[start Supplied material]
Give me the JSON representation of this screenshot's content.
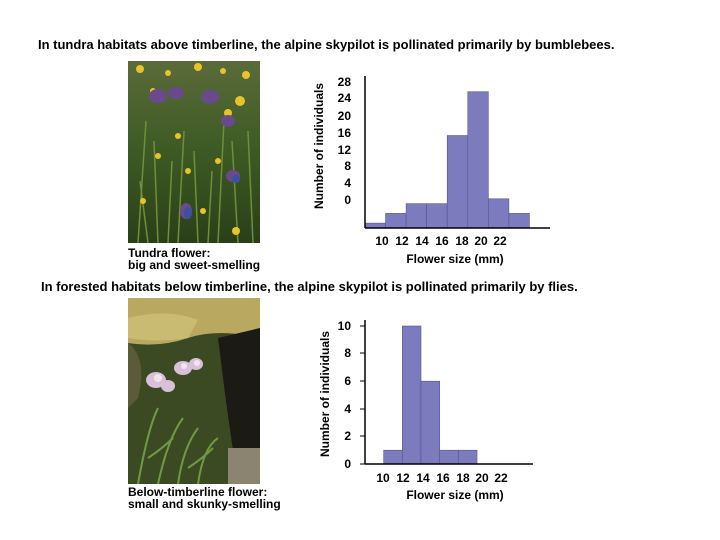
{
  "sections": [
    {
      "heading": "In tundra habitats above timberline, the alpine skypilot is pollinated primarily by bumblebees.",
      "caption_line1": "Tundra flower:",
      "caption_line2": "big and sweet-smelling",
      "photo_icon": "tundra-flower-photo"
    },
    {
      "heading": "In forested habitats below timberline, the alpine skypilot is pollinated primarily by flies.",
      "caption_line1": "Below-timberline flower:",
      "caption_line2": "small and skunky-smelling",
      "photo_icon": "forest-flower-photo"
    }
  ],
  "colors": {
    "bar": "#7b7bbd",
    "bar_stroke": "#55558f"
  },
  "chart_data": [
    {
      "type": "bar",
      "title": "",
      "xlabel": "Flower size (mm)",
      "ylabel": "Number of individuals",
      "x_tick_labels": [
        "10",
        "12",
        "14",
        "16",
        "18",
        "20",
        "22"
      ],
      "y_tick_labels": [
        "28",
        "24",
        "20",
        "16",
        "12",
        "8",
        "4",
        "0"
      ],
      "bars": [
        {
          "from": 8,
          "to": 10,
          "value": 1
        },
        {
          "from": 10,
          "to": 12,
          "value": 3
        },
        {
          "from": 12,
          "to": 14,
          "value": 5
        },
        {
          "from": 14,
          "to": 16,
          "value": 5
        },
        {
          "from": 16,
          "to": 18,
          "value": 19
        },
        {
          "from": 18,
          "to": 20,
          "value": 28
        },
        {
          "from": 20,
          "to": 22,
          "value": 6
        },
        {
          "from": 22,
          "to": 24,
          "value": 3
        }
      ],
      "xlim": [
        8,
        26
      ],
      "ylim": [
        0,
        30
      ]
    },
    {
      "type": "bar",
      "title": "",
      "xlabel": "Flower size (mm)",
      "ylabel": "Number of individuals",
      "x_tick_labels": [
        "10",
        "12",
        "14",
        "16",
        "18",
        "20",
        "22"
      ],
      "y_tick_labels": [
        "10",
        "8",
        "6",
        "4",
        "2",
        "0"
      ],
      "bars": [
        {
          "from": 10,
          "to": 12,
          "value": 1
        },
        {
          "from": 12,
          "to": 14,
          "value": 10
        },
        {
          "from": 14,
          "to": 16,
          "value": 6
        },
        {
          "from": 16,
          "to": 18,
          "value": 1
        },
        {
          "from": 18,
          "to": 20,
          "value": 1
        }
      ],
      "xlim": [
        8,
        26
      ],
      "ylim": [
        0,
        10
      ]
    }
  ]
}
[end Supplied material]
[start Supplied material]
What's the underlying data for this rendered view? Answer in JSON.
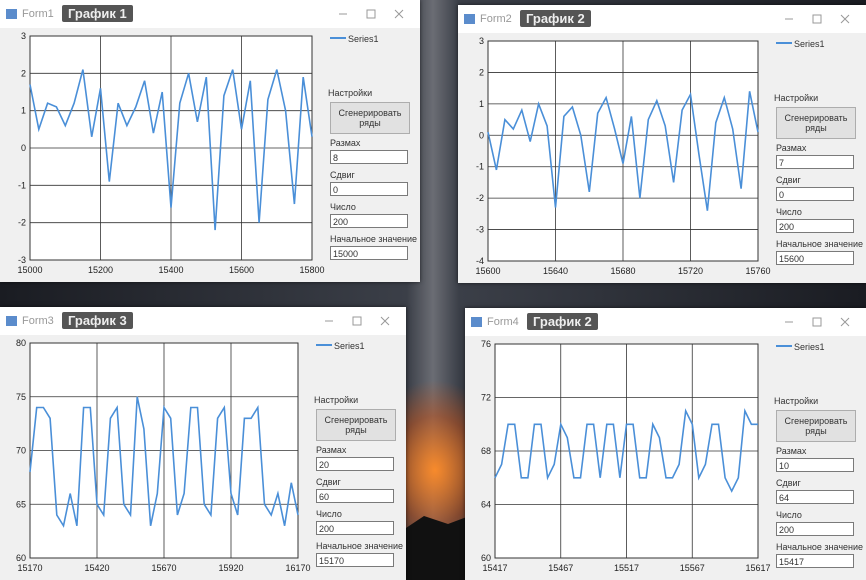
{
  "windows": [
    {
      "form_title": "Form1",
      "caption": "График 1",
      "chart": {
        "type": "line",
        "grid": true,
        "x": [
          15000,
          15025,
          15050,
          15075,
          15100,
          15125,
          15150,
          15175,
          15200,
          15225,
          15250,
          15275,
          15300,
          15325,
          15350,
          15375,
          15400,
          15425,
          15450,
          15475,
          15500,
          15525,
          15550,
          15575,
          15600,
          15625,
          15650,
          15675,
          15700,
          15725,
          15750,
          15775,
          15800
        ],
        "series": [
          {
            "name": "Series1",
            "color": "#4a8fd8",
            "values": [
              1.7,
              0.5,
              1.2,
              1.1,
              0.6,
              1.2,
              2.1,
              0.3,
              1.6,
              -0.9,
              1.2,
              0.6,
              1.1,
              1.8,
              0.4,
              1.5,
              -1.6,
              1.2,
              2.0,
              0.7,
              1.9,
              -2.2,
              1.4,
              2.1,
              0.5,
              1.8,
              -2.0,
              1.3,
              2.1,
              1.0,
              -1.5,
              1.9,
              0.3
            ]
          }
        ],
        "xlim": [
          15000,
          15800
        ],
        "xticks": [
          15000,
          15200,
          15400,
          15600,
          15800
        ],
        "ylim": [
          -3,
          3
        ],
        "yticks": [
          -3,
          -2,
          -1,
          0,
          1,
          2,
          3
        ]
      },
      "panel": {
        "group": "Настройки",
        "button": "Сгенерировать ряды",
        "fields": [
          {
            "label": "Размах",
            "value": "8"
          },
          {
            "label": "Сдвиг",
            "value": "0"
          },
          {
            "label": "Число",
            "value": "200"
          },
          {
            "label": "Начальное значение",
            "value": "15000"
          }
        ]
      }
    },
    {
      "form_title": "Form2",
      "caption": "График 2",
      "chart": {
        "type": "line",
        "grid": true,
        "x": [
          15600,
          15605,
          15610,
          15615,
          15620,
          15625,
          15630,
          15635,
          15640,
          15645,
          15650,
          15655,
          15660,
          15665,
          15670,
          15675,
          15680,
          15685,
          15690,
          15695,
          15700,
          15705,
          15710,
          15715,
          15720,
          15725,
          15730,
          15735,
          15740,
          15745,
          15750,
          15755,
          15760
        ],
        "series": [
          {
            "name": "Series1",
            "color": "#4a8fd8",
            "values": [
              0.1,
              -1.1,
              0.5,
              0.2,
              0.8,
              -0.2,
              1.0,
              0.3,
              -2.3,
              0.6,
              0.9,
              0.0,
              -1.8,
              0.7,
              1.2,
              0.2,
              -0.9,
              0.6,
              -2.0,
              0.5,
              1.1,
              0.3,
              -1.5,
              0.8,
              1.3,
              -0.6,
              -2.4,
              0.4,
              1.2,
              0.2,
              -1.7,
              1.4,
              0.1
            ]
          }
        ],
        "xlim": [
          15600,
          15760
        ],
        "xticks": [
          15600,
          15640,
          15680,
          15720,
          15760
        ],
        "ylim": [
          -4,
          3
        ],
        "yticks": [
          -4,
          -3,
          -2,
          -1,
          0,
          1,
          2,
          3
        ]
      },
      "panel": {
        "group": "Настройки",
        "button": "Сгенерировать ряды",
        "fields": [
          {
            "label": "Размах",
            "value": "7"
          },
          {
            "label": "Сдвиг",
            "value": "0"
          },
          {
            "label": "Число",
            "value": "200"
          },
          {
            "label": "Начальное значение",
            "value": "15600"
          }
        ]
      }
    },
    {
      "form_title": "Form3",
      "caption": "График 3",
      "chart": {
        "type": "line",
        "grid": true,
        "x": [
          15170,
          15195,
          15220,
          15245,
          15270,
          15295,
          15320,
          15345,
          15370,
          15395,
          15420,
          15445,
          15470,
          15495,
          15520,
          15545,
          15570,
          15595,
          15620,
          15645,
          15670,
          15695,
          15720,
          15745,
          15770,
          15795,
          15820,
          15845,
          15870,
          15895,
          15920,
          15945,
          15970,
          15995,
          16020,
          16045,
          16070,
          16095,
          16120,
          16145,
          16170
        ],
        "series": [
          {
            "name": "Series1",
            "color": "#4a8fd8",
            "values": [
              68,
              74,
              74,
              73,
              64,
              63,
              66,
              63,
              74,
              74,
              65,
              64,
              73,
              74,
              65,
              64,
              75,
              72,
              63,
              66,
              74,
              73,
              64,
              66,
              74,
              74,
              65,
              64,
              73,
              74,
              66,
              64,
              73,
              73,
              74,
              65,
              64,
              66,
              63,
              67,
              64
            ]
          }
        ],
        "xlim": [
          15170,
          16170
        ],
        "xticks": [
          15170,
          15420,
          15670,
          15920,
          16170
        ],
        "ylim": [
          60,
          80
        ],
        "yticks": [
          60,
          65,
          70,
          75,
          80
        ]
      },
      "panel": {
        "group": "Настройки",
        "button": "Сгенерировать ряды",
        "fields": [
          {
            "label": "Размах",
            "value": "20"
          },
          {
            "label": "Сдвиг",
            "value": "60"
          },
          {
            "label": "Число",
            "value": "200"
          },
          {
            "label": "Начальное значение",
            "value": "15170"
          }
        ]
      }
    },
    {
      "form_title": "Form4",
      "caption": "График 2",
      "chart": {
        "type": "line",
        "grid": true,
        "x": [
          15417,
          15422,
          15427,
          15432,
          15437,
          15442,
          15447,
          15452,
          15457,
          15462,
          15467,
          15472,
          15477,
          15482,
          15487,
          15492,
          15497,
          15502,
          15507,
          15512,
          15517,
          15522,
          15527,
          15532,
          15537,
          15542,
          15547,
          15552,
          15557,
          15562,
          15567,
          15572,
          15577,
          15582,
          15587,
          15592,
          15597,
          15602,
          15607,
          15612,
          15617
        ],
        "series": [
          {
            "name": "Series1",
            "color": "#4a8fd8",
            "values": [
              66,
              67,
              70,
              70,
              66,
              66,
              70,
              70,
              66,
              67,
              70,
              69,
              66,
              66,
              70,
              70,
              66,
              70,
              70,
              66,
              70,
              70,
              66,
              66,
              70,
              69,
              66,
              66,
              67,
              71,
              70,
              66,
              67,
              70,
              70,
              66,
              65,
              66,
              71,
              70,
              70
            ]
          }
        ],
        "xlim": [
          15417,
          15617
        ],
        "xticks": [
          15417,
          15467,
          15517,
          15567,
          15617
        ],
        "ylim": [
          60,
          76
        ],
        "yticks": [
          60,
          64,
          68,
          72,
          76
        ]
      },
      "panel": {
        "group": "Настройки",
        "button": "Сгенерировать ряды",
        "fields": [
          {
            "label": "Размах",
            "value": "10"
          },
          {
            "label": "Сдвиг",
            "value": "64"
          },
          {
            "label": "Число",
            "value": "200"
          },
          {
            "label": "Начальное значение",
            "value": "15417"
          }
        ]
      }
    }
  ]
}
[end Supplied material]
[start Supplied material]
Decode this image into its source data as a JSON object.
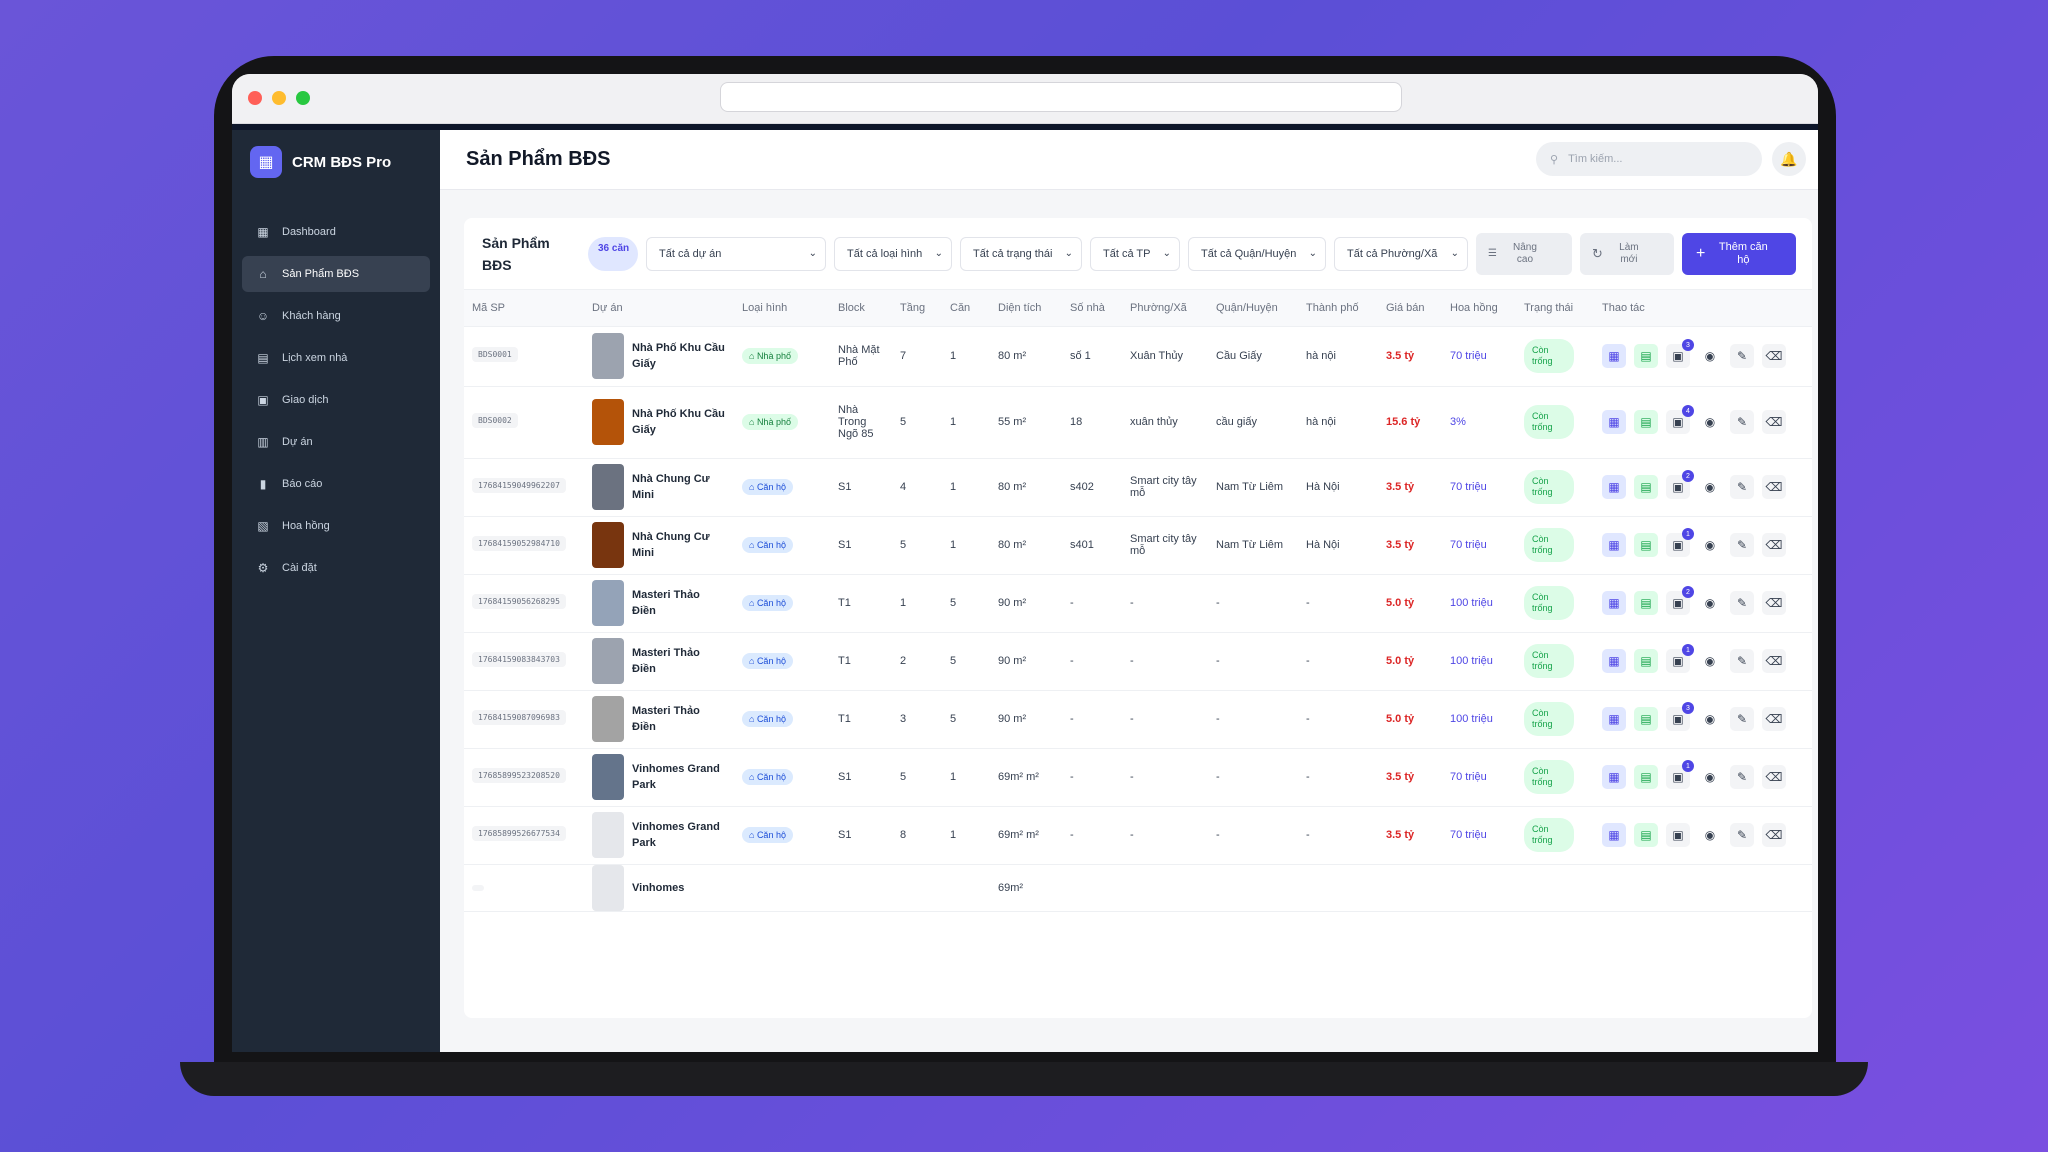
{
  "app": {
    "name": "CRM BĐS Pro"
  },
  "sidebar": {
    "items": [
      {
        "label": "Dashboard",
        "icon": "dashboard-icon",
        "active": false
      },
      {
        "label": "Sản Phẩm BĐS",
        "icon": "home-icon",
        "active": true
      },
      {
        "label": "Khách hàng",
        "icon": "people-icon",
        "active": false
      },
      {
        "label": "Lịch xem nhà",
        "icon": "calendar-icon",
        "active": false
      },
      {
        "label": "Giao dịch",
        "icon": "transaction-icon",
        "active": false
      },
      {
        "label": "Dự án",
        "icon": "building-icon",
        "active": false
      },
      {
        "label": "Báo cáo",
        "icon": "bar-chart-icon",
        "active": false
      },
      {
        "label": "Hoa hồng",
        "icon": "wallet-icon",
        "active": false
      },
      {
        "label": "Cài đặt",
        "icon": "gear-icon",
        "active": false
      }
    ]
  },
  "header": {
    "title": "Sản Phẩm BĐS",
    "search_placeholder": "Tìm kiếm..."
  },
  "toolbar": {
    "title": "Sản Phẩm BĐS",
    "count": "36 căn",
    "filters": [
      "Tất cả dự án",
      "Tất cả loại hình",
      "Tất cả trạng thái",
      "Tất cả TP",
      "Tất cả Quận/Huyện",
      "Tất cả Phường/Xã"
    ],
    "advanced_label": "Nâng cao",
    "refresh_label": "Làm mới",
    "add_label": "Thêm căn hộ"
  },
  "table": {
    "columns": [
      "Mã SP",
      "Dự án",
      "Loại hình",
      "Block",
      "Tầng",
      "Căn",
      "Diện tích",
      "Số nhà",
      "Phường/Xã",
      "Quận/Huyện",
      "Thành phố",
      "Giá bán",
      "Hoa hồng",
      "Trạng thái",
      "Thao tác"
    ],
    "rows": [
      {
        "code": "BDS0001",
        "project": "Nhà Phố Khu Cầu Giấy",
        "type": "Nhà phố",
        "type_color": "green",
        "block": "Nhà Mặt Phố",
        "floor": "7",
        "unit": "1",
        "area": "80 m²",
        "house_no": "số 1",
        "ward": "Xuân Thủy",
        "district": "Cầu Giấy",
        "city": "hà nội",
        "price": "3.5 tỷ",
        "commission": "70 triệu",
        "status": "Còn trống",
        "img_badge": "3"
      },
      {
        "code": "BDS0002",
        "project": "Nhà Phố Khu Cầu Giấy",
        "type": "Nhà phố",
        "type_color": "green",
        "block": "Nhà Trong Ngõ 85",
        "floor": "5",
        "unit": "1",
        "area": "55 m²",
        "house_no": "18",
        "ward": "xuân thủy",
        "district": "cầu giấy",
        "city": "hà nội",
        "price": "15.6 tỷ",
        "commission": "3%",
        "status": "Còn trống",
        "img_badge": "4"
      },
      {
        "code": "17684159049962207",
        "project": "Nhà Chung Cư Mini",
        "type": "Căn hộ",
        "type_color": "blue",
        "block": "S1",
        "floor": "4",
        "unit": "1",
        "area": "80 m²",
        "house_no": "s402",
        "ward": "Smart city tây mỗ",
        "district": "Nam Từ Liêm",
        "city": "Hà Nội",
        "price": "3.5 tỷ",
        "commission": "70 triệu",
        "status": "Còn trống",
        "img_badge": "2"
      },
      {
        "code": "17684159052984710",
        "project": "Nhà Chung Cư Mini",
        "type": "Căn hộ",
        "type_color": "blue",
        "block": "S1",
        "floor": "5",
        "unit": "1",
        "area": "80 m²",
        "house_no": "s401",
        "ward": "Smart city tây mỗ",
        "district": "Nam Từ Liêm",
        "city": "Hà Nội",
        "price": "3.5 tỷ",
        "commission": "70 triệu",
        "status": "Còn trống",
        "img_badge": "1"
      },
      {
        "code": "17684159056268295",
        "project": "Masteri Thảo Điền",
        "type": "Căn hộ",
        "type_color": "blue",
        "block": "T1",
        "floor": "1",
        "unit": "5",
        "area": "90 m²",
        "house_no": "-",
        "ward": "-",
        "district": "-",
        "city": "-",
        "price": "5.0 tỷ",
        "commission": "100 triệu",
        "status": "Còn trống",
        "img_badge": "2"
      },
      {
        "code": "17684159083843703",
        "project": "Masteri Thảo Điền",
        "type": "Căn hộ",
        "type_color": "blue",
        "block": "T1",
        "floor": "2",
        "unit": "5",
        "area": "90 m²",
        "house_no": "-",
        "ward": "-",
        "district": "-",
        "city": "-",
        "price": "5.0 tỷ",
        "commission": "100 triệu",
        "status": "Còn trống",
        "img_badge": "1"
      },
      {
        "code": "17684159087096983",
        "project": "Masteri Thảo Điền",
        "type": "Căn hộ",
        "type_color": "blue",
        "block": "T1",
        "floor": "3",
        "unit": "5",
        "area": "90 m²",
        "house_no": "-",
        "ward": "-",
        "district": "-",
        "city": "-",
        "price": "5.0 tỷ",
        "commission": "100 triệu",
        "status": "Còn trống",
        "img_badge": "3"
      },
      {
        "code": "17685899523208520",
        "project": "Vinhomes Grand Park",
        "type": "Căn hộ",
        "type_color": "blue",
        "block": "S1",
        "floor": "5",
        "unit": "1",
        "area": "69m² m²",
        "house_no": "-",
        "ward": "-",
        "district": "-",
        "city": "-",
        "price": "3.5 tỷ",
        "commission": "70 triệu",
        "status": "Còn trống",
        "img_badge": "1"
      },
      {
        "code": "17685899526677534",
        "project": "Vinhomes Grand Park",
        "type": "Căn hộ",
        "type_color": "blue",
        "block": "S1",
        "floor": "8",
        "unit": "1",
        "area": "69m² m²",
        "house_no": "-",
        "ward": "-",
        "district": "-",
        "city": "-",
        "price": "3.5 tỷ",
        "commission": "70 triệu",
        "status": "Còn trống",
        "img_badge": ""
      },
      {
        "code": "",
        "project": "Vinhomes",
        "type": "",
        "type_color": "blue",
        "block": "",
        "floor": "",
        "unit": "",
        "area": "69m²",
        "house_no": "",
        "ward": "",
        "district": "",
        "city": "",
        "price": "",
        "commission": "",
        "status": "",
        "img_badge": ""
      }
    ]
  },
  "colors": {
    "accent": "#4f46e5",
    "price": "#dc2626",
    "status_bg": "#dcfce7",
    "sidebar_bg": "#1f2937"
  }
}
[end Supplied material]
* [What is asked] Show the lines of the records that include the string "timberline".

* [Response for this exercise]
      "heading": "In tundra habitats above timberline, the alpine skypilot is pollinated primarily by bumblebees.",
      "heading": "In forested habitats below timberline, the alpine skypilot is pollinated primarily by flies.",
      "caption_line1": "Below-timberline flower:",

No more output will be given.